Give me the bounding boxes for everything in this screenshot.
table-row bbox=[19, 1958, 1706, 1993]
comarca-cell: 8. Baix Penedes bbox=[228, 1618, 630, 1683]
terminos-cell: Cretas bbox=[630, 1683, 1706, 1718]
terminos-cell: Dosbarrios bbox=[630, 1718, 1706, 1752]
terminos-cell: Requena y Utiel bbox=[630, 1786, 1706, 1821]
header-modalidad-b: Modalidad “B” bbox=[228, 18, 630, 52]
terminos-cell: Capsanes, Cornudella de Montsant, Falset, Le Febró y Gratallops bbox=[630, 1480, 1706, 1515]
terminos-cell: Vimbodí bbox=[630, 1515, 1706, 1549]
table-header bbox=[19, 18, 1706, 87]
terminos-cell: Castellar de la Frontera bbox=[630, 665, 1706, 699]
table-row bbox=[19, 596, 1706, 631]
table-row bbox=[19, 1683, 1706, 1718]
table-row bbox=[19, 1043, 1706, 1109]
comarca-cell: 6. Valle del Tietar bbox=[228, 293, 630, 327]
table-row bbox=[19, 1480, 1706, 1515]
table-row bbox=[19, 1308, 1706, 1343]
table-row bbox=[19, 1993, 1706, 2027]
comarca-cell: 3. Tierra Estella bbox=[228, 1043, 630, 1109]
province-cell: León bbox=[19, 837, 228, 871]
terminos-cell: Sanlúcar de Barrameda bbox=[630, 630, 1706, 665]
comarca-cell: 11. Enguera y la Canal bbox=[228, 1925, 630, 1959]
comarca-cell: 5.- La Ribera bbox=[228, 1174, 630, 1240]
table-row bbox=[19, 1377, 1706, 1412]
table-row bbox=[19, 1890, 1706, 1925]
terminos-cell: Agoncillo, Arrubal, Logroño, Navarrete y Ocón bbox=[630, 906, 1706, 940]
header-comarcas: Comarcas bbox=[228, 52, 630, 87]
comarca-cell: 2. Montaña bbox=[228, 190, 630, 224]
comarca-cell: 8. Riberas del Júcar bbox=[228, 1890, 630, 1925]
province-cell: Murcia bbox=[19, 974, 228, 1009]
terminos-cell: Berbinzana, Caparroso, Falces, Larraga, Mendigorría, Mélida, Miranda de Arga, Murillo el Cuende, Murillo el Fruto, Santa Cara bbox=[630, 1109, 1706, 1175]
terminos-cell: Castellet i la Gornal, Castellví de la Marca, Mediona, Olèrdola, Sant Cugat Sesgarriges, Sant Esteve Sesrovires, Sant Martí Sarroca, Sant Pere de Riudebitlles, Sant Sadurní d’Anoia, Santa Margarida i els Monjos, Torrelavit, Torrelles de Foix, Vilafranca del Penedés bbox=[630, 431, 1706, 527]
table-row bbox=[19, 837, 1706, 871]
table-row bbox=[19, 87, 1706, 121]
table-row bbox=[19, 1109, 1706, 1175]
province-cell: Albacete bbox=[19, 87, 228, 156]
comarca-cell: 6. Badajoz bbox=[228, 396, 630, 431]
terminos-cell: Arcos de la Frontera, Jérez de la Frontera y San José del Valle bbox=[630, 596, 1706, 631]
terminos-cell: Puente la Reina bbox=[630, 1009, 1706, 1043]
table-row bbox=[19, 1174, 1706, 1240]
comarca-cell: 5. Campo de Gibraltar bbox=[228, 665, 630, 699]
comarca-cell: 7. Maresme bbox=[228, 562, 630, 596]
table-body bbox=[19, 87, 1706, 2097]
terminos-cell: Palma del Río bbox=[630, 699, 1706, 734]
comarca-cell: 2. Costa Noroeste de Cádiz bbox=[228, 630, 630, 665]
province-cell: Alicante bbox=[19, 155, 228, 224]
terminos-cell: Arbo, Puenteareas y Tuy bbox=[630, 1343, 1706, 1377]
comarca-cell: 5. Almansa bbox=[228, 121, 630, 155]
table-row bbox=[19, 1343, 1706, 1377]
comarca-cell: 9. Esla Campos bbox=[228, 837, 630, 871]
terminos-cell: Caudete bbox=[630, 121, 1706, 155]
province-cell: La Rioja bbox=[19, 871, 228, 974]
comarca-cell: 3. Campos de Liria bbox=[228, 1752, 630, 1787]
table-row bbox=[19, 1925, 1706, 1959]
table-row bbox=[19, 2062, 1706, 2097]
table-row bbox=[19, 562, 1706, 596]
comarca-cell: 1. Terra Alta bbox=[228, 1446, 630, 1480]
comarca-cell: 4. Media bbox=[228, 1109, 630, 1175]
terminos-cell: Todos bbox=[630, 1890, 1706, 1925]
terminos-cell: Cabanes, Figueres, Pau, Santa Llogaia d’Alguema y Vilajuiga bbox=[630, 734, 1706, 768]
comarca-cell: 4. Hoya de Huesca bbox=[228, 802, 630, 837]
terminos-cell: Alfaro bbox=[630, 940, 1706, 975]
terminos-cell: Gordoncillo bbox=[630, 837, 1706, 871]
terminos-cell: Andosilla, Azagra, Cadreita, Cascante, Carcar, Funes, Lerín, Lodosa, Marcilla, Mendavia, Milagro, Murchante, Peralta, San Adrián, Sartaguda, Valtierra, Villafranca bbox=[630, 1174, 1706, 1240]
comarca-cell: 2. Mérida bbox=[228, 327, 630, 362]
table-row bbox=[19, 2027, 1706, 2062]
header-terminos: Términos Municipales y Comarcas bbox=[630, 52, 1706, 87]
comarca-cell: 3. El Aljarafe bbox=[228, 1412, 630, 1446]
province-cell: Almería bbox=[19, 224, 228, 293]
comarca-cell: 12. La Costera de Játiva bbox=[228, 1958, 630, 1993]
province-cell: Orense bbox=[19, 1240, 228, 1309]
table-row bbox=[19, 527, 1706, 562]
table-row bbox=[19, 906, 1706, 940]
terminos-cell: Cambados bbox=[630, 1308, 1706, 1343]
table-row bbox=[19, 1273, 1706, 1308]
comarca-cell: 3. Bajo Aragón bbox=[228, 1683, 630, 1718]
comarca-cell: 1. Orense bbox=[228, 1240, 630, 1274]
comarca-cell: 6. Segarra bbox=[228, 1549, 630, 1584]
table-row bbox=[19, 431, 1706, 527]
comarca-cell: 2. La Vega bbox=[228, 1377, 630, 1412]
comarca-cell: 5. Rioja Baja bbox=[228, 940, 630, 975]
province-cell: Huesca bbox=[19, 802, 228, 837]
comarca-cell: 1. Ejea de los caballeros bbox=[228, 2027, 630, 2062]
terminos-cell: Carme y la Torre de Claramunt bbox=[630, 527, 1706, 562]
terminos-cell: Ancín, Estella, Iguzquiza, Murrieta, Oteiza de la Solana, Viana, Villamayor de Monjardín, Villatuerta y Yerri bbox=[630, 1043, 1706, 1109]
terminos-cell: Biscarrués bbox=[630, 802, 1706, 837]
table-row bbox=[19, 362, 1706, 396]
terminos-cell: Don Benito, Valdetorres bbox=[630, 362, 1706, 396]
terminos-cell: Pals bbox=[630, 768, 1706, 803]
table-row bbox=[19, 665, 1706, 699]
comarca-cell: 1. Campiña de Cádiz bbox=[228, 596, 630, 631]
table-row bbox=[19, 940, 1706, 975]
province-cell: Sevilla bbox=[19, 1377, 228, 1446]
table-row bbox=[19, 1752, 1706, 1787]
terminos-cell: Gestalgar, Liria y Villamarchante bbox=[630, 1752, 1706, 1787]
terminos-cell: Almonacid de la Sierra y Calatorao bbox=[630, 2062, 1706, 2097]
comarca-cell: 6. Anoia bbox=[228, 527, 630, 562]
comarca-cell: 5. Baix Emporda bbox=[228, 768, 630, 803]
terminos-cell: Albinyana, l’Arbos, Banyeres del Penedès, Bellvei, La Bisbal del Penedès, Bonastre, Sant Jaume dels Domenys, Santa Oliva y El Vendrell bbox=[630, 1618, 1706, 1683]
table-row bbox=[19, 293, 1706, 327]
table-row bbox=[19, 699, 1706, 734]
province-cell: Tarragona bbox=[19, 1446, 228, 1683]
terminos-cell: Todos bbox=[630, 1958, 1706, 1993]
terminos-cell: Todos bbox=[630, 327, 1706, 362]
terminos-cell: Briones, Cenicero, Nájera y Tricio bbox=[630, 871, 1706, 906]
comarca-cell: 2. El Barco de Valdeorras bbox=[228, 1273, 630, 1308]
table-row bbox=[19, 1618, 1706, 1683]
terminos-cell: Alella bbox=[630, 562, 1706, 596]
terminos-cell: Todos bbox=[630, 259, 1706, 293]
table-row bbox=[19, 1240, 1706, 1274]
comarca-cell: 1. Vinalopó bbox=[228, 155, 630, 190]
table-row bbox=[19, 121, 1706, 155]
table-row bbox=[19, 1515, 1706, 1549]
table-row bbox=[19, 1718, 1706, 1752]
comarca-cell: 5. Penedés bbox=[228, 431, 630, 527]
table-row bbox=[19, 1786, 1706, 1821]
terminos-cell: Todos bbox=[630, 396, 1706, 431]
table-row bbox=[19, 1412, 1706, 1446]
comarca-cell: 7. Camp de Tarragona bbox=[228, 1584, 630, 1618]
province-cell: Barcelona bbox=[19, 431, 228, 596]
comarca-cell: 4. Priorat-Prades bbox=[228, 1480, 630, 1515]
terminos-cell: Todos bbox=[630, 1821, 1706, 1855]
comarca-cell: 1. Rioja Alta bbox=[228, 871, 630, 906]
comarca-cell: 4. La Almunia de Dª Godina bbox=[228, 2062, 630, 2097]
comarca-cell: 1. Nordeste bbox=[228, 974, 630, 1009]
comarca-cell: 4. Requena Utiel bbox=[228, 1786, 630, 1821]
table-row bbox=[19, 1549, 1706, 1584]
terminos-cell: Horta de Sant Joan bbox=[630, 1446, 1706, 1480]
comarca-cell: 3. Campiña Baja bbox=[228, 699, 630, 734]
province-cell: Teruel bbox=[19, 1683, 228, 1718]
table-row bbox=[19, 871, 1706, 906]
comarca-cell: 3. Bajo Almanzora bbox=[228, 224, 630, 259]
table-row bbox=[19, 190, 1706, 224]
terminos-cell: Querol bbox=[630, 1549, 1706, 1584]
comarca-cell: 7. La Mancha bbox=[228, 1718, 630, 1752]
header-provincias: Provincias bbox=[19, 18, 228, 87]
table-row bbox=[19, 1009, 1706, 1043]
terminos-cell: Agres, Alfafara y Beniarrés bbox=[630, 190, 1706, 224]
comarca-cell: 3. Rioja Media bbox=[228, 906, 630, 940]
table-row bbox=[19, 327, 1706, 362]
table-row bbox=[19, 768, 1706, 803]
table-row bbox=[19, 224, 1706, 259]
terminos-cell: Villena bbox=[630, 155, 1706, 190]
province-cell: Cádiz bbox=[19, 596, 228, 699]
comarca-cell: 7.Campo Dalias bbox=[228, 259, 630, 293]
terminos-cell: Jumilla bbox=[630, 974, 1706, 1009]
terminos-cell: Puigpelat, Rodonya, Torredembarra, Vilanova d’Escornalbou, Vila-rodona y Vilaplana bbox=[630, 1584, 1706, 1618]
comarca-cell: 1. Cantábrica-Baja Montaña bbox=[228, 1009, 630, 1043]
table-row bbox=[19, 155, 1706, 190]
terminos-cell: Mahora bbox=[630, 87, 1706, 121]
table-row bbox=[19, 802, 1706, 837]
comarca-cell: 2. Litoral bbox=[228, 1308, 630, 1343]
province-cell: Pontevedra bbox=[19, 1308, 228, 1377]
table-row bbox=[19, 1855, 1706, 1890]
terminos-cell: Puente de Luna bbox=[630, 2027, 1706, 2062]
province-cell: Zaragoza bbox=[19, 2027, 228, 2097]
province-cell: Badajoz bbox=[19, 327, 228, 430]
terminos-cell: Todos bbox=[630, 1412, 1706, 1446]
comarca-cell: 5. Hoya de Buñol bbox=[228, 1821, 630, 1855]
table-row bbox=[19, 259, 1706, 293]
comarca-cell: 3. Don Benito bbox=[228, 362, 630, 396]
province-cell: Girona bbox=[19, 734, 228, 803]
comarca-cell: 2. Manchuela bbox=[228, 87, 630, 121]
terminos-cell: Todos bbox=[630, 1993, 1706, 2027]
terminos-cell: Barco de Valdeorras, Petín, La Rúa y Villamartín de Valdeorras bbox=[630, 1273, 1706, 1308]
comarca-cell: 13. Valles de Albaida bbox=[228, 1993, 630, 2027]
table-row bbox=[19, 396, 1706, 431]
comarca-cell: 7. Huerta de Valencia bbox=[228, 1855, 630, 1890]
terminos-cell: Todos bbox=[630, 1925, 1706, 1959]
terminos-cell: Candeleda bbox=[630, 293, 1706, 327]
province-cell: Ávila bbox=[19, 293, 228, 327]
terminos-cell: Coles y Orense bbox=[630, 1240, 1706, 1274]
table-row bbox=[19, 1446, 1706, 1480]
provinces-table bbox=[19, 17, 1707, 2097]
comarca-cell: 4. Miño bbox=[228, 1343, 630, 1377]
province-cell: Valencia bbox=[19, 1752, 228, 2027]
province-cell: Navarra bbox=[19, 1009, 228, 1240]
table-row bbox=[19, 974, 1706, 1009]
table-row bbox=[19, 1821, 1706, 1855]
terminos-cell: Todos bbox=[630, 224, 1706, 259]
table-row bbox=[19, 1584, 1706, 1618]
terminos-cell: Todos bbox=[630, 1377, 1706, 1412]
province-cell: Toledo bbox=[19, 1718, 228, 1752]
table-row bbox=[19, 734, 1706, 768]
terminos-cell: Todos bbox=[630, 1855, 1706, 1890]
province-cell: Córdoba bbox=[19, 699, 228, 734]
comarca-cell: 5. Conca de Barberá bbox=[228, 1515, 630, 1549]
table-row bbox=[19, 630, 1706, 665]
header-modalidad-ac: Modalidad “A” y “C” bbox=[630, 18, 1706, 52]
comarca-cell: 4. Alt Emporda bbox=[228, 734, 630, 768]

- **The exercise**
Reproduce the data above word for word, everything from the start down to the line containing "comarca-cell: 11. Enguera", including that line.

- **Written solution**
Give me the bounding boxes for everything in this screenshot.
table-row bbox=[19, 1958, 1706, 1993]
comarca-cell: 8. Baix Penedes bbox=[228, 1618, 630, 1683]
terminos-cell: Cretas bbox=[630, 1683, 1706, 1718]
terminos-cell: Dosbarrios bbox=[630, 1718, 1706, 1752]
terminos-cell: Requena y Utiel bbox=[630, 1786, 1706, 1821]
header-modalidad-b: Modalidad “B” bbox=[228, 18, 630, 52]
terminos-cell: Capsanes, Cornudella de Montsant, Falset, Le Febró y Gratallops bbox=[630, 1480, 1706, 1515]
terminos-cell: Vimbodí bbox=[630, 1515, 1706, 1549]
table-header bbox=[19, 18, 1706, 87]
terminos-cell: Castellar de la Frontera bbox=[630, 665, 1706, 699]
table-row bbox=[19, 596, 1706, 631]
table-row bbox=[19, 1683, 1706, 1718]
table-row bbox=[19, 1043, 1706, 1109]
comarca-cell: 6. Valle del Tietar bbox=[228, 293, 630, 327]
table-row bbox=[19, 1480, 1706, 1515]
table-row bbox=[19, 1308, 1706, 1343]
table-row bbox=[19, 1993, 1706, 2027]
comarca-cell: 3. Tierra Estella bbox=[228, 1043, 630, 1109]
province-cell: León bbox=[19, 837, 228, 871]
terminos-cell: Sanlúcar de Barrameda bbox=[630, 630, 1706, 665]
comarca-cell: 11. Enguera y la Canal bbox=[228, 1925, 630, 1959]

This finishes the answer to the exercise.